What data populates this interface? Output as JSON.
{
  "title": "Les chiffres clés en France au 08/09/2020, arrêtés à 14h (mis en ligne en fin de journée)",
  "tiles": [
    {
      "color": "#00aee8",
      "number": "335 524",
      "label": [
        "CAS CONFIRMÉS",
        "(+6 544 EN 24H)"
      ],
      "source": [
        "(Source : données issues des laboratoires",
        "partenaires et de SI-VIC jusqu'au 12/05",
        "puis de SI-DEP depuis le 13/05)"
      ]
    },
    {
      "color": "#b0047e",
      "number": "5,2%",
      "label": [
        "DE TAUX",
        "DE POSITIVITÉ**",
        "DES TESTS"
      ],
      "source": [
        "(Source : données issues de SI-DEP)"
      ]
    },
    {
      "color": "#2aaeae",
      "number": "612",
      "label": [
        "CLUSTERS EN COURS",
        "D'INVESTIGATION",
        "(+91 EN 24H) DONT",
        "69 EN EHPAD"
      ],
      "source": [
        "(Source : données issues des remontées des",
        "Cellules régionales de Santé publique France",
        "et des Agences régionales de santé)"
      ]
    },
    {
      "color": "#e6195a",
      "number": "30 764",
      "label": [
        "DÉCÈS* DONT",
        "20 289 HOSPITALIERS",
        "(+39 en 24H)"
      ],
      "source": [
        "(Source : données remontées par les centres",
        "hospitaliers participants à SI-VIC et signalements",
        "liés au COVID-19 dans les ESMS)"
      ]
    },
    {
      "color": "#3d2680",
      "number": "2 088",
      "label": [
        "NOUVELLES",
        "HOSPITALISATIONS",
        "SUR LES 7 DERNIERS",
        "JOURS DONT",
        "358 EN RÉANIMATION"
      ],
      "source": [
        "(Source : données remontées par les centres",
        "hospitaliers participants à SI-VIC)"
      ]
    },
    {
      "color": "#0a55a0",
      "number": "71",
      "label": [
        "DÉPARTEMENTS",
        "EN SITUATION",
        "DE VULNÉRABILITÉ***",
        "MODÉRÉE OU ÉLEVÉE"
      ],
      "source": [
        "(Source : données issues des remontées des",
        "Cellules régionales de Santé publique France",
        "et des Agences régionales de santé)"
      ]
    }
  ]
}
- - - - -
## What to produce
Transcribe each entry precisely, missing none.

## Finished answer
What data populates this interface? Output as JSON.
{
  "title": "Les chiffres clés en France au 08/09/2020, arrêtés à 14h (mis en ligne en fin de journée)",
  "tiles": [
    {
      "color": "#00aee8",
      "number": "335 524",
      "label": [
        "CAS CONFIRMÉS",
        "(+6 544 EN 24H)"
      ],
      "source": [
        "(Source : données issues des laboratoires",
        "partenaires et de SI-VIC jusqu'au 12/05",
        "puis de SI-DEP depuis le 13/05)"
      ]
    },
    {
      "color": "#b0047e",
      "number": "5,2%",
      "label": [
        "DE TAUX",
        "DE POSITIVITÉ**",
        "DES TESTS"
      ],
      "source": [
        "(Source : données issues de SI-DEP)"
      ]
    },
    {
      "color": "#2aaeae",
      "number": "612",
      "label": [
        "CLUSTERS EN COURS",
        "D'INVESTIGATION",
        "(+91 EN 24H) DONT",
        "69 EN EHPAD"
      ],
      "source": [
        "(Source : données issues des remontées des",
        "Cellules régionales de Santé publique France",
        "et des Agences régionales de santé)"
      ]
    },
    {
      "color": "#e6195a",
      "number": "30 764",
      "label": [
        "DÉCÈS* DONT",
        "20 289 HOSPITALIERS",
        "(+39 en 24H)"
      ],
      "source": [
        "(Source : données remontées par les centres",
        "hospitaliers participants à SI-VIC et signalements",
        "liés au COVID-19 dans les ESMS)"
      ]
    },
    {
      "color": "#3d2680",
      "number": "2 088",
      "label": [
        "NOUVELLES",
        "HOSPITALISATIONS",
        "SUR LES 7 DERNIERS",
        "JOURS DONT",
        "358 EN RÉANIMATION"
      ],
      "source": [
        "(Source : données remontées par les centres",
        "hospitaliers participants à SI-VIC)"
      ]
    },
    {
      "color": "#0a55a0",
      "number": "71",
      "label": [
        "DÉPARTEMENTS",
        "EN SITUATION",
        "DE VULNÉRABILITÉ***",
        "MODÉRÉE OU ÉLEVÉE"
      ],
      "source": [
        "(Source : données issues des remontées des",
        "Cellules régionales de Santé publique France",
        "et des Agences régionales de santé)"
      ]
    }
  ]
}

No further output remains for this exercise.